**Data listing**
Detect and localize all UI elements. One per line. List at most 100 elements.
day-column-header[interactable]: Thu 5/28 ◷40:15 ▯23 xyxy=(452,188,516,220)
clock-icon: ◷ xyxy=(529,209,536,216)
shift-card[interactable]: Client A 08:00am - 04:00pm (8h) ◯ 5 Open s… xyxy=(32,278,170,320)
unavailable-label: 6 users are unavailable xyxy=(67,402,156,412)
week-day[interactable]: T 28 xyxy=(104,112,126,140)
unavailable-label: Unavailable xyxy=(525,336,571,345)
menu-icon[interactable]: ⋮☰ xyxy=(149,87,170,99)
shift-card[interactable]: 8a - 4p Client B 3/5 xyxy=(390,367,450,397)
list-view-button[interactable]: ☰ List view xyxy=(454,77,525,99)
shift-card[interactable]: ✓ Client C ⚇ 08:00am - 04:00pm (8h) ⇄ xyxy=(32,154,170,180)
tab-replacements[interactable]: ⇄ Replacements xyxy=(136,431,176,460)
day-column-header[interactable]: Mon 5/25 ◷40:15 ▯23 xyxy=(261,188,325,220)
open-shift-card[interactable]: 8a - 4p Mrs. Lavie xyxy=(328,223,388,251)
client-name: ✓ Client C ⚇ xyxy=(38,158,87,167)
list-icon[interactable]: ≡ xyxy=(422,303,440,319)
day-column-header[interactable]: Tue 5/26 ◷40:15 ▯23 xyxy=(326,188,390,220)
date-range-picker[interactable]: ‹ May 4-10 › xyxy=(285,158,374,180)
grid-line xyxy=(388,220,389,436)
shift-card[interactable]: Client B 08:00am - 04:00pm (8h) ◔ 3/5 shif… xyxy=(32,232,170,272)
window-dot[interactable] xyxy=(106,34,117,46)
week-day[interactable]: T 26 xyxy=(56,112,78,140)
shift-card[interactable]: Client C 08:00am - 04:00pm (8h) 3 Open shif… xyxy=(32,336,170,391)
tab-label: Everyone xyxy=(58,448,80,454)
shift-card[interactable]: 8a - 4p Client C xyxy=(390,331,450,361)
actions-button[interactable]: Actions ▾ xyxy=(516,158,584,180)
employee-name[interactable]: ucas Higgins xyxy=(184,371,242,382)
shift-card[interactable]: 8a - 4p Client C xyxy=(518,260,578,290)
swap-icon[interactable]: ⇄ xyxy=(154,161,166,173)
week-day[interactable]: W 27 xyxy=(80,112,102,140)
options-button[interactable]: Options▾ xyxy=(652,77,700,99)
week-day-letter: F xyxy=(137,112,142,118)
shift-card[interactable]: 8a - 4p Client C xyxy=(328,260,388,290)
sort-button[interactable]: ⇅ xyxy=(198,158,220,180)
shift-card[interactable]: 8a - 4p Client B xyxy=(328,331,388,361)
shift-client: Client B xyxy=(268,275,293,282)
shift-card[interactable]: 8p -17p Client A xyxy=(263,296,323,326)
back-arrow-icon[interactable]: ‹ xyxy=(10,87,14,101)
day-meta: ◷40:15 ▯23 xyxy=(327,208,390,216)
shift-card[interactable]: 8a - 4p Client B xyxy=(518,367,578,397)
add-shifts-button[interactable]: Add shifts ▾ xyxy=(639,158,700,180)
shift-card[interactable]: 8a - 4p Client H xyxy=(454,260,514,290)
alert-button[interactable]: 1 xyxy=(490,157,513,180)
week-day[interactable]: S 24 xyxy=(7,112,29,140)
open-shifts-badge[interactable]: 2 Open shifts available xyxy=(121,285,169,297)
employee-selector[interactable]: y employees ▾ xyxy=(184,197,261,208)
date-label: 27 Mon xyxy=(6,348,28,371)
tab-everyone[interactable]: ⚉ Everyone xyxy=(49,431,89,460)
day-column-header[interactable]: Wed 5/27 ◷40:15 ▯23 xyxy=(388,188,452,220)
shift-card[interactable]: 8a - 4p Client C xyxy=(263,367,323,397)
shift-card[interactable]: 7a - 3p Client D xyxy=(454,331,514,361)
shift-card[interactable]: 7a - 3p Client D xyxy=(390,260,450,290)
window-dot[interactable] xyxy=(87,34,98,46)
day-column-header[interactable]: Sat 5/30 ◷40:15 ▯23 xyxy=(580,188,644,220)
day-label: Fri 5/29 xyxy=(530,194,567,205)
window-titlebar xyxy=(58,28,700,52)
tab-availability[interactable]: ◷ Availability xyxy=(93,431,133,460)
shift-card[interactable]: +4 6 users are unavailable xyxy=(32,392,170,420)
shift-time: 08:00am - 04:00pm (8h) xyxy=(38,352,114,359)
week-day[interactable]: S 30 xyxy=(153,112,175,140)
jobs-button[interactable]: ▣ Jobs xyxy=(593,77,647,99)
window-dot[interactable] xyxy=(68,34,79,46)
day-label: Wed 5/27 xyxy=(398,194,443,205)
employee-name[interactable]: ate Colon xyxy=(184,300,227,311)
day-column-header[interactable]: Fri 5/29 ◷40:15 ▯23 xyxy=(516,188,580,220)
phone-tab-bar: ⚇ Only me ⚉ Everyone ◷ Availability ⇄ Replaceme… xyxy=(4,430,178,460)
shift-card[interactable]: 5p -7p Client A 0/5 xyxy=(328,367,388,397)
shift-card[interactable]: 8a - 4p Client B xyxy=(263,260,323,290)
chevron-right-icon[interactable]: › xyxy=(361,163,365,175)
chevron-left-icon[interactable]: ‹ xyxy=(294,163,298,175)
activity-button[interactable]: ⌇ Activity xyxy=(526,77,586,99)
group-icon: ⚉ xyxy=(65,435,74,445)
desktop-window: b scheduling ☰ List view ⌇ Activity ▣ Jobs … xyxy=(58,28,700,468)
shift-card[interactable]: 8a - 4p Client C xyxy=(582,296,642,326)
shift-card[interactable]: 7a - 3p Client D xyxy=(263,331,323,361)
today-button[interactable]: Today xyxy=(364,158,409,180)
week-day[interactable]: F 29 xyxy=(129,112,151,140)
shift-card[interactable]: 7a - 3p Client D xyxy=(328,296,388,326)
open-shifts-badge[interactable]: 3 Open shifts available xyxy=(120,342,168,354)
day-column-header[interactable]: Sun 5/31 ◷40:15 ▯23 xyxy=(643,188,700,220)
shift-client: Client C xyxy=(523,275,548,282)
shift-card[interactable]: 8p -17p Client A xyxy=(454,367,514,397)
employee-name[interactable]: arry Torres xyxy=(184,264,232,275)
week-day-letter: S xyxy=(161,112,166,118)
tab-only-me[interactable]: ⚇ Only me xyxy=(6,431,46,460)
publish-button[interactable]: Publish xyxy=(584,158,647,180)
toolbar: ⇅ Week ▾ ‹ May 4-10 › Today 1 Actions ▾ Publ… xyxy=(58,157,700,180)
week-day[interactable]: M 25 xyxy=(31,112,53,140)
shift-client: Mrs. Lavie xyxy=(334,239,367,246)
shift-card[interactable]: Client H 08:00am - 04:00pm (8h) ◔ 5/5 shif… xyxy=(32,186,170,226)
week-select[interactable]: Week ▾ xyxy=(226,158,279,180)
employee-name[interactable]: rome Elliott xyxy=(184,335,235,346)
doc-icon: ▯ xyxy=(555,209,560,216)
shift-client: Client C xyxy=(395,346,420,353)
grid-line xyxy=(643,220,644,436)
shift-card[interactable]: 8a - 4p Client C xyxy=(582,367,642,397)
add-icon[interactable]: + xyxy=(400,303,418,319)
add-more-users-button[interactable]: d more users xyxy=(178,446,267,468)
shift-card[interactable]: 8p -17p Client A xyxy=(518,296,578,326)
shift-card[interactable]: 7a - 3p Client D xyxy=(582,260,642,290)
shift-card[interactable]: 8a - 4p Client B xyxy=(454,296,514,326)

**Given request**
Copy the entries starting at the very first line and going on through the line that contains "shift-card[interactable]: 8a - 4p Client B 3/5", both ends included.

**Task result**
Detect and localize all UI elements. One per line. List at most 100 elements.
day-column-header[interactable]: Thu 5/28 ◷40:15 ▯23 xyxy=(452,188,516,220)
clock-icon: ◷ xyxy=(529,209,536,216)
shift-card[interactable]: Client A 08:00am - 04:00pm (8h) ◯ 5 Open s… xyxy=(32,278,170,320)
unavailable-label: 6 users are unavailable xyxy=(67,402,156,412)
week-day[interactable]: T 28 xyxy=(104,112,126,140)
unavailable-label: Unavailable xyxy=(525,336,571,345)
menu-icon[interactable]: ⋮☰ xyxy=(149,87,170,99)
shift-card[interactable]: 8a - 4p Client B 3/5 xyxy=(390,367,450,397)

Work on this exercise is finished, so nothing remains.